_DOCUMENT PASSAGE_:

▶

After my last two blogs.... (See Links Below)....



I had a couple request for some more information on just how I work with non-profits to actually generate a short sale lead. So, this blog will do just that. It will be a longer blog than what my readers are accustomed to but, it's going to be full of good information.

First off, I have to admit, this idea really isn't unique to me. In fact, this method was manifested between myself and a friend of mine who was already working with a home crisis center here in Tennessee. You see, they were having a problem  with helping their homeowners who didn't qualify for any modification or home rescue program they had. Most of these people just ended up going into foreclosure and as many of you know, that wasn't what this non-profit wanted to see happen. In fact, their methodology, ideology and general operating standard was to move non-qualifying persons into short sale. They, themselves saw the benefit of short sale vs foreclosure and as such, elected to move these non-qualifying persons that route. The specific problem they were having was they couldn't find competent Realtors. In fact, it had gotten so bad and they had lost so many homeowners to foreclosure, they almost gave up the entire non-profit or at the very least, was debating to just dramatically reduce the number of people they were willing to help. This is where I came into the picture. To make a long story short, we turned it around and now, it's working very well for us all and in fact, we will be dramatically expanding with the help of a local bank.

So, based on my experience, you have two schools of thought. You can either start your own 501c3 based on rescuing people from foreclosure or, you can partner with a non-profit who is already doing just that. Now, the problem you will run into is, many of these non-profits will tell you that they can't have a preferred agent list or that they can't solely recommend you and that is for the most part, true however, not in all situations.

You see, many Realtors come to these non-profits with their hands out, like little birds waiting to be feed "free" leads and as such, these non-profits get nothing back in return. In essence, they are not willing to enter into an exclusive relationship because they have no benefit ...monetarily speaking. What I ended up doing was figuring out how these people got paid and from everything I saw, the grants they got were based on the actual number of people helped so, instead of coming to them asking for a lead handout and came to them giving them a lead handout. That's right, I flipped the script, which by the way, I am told I am good at.

What I mean by flipping the scrip is, I brought them leads. What I would do is, send out post card direct mailing to at risk neighborhoods...about 1000 - 2000 post cards at a time, so I was spreading a large net and out of those leads I captured, I referred them directly to my partner non-profit. This was great for them because, it ended up bumping up the number of people they helped and in return, increased their grant money. The deal was, every lead I send you....you must send back. Now, granted, I stayed in touch with my lead...I worked it, I emailed them, I called them, asked them how the loan modification was going or how the housing counselor was working with them so, they really didn't have to "send" anything back to me but, none the less, they knew if it was a Jesse G. lead, whenever the question came up about Realtor or real estate matter, the name Jesse G. flowed from their lips like milk and honey. In their mind, they weren't referring a Realtor, because the homeowner was already working with a Realtor (ME) when they sought out their assistance to save their home. So all they were doing was stating the fact back to the client, "Your Realtor, Jesse G. can help you with that." or "We will call your Realtor Jesse G. and let him know you are ready for short sale." etc...etc.... The best part was, they were happy to do that.

◀

_STATED PROBLEM 1_:
Go through the records below and copy out every line that contains the string "sidebar".

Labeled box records

▶

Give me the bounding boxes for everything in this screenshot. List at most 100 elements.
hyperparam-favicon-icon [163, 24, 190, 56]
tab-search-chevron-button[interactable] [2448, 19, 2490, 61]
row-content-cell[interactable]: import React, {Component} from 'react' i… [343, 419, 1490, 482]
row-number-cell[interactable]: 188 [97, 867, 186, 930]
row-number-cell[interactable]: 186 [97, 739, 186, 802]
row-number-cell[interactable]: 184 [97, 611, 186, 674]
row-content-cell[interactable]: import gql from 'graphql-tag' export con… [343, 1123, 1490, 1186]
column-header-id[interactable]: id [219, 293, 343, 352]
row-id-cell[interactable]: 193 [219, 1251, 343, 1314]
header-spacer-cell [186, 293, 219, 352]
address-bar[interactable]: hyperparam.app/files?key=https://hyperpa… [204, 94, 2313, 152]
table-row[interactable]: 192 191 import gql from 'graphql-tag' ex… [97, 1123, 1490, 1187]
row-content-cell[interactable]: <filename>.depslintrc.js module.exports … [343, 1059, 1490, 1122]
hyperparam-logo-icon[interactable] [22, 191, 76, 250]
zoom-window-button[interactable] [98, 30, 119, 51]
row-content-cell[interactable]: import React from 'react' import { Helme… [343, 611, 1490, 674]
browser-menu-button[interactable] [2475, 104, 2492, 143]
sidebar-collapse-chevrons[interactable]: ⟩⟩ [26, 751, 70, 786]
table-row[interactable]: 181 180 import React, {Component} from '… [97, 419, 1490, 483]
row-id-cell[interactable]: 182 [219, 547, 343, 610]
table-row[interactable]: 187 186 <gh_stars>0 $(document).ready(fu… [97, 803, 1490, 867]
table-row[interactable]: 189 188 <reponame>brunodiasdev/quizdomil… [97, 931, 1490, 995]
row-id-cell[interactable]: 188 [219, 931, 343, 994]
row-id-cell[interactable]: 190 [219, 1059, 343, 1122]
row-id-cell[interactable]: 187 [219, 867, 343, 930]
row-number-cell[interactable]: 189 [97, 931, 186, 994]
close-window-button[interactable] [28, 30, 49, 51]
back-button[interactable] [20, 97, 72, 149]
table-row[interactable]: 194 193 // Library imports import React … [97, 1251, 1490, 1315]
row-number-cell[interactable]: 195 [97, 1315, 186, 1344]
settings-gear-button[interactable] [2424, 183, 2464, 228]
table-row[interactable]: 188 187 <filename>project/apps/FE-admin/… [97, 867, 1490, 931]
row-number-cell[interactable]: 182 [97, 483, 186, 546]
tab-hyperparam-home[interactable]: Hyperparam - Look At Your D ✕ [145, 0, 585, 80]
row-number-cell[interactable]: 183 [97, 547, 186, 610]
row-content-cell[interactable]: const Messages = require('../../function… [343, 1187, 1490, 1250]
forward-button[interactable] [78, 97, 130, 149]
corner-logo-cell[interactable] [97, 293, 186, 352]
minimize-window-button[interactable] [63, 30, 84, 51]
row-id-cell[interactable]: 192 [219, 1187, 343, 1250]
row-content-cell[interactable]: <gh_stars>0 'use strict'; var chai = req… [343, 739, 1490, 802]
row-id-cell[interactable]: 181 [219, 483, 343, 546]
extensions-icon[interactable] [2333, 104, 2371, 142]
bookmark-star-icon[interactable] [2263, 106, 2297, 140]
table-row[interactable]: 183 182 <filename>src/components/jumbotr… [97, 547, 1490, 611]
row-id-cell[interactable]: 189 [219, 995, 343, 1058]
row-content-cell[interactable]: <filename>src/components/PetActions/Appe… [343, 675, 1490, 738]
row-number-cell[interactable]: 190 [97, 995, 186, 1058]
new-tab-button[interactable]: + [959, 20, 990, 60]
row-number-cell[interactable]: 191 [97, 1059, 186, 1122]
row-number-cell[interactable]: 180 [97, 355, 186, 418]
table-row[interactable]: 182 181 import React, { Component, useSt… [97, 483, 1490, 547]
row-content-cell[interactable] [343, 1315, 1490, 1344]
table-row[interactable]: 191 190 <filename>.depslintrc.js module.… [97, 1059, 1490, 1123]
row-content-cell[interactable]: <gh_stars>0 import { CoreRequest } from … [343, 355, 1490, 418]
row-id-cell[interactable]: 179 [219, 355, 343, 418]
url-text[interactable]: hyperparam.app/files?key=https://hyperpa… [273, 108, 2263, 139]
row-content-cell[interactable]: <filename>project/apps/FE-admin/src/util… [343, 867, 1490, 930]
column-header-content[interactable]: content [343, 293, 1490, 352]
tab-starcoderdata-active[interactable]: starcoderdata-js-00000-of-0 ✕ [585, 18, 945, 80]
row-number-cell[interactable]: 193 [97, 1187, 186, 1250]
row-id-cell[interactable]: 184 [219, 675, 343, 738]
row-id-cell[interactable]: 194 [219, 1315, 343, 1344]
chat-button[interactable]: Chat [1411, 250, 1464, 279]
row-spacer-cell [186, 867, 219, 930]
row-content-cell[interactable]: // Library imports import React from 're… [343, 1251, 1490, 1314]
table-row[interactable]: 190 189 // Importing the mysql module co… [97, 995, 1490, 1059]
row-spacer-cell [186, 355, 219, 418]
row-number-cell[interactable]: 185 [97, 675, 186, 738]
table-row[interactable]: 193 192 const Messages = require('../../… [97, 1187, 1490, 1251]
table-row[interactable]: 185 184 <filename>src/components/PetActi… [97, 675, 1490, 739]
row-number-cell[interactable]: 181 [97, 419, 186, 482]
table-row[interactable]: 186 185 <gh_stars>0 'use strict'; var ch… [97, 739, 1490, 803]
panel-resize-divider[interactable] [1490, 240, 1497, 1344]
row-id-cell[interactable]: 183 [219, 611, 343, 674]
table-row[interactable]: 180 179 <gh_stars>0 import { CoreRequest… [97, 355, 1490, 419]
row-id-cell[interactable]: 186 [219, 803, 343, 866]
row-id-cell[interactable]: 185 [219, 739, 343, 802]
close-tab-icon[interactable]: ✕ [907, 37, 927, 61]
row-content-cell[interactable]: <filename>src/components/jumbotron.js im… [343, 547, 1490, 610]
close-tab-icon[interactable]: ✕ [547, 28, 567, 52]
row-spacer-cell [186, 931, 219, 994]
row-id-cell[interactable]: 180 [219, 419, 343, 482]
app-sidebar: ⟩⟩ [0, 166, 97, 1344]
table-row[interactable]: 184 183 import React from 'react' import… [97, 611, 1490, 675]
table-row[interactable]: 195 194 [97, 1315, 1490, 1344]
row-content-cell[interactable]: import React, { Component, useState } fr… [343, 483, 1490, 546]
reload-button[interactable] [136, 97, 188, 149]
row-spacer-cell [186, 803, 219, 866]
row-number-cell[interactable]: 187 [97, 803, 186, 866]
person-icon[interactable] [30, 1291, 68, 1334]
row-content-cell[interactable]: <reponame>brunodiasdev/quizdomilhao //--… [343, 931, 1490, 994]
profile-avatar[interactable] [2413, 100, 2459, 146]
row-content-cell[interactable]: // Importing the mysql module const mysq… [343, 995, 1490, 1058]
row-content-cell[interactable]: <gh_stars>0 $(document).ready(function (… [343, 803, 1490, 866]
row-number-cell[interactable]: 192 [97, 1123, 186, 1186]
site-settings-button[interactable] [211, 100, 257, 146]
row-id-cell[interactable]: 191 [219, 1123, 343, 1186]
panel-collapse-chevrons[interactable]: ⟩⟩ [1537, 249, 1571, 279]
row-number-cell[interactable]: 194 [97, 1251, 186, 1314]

◀

_STATED PROBLEM 2_:
According to the blog post about short sales, roughly how many post cards did the writer mail to at-risk neighborhoods at a time?

_WORKED SOLUTION 1_:
sidebar-collapse-chevrons[interactable]: ⟩⟩ [26, 751, 70, 786]
app-sidebar: ⟩⟩ [0, 166, 97, 1344]

_WORKED SOLUTION 2_:
About 1000 to 2000 post cards at a time.